Repeat each record below exactly as given.

Dataset excerpt

>> BEGIN

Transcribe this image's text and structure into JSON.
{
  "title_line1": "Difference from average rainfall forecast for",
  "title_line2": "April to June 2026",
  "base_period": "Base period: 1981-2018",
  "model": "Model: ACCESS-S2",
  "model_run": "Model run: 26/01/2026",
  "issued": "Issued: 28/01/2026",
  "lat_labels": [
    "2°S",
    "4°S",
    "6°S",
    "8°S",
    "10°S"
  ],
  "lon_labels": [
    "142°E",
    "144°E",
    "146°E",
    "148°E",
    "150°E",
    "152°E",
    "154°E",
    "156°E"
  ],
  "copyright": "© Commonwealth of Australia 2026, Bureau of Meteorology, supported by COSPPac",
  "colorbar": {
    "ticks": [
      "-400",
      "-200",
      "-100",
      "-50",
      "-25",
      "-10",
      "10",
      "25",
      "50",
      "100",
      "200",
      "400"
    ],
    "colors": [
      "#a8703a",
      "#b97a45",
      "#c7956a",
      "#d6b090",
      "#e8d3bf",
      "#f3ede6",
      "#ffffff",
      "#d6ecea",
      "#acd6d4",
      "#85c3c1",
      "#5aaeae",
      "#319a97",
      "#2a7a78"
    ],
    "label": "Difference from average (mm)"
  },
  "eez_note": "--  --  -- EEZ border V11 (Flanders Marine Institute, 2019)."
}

>> END

_Response_.
Transcribe this image's text and structure into JSON.
{
  "title_line1": "Difference from average rainfall forecast for",
  "title_line2": "April to June 2026",
  "base_period": "Base period: 1981-2018",
  "model": "Model: ACCESS-S2",
  "model_run": "Model run: 26/01/2026",
  "issued": "Issued: 28/01/2026",
  "lat_labels": [
    "2°S",
    "4°S",
    "6°S",
    "8°S",
    "10°S"
  ],
  "lon_labels": [
    "142°E",
    "144°E",
    "146°E",
    "148°E",
    "150°E",
    "152°E",
    "154°E",
    "156°E"
  ],
  "copyright": "© Commonwealth of Australia 2026, Bureau of Meteorology, supported by COSPPac",
  "colorbar": {
    "ticks": [
      "-400",
      "-200",
      "-100",
      "-50",
      "-25",
      "-10",
      "10",
      "25",
      "50",
      "100",
      "200",
      "400"
    ],
    "colors": [
      "#a8703a",
      "#b97a45",
      "#c7956a",
      "#d6b090",
      "#e8d3bf",
      "#f3ede6",
      "#ffffff",
      "#d6ecea",
      "#acd6d4",
      "#85c3c1",
      "#5aaeae",
      "#319a97",
      "#2a7a78"
    ],
    "label": "Difference from average (mm)"
  },
  "eez_note": "--  --  -- EEZ border V11 (Flanders Marine Institute, 2019)."
}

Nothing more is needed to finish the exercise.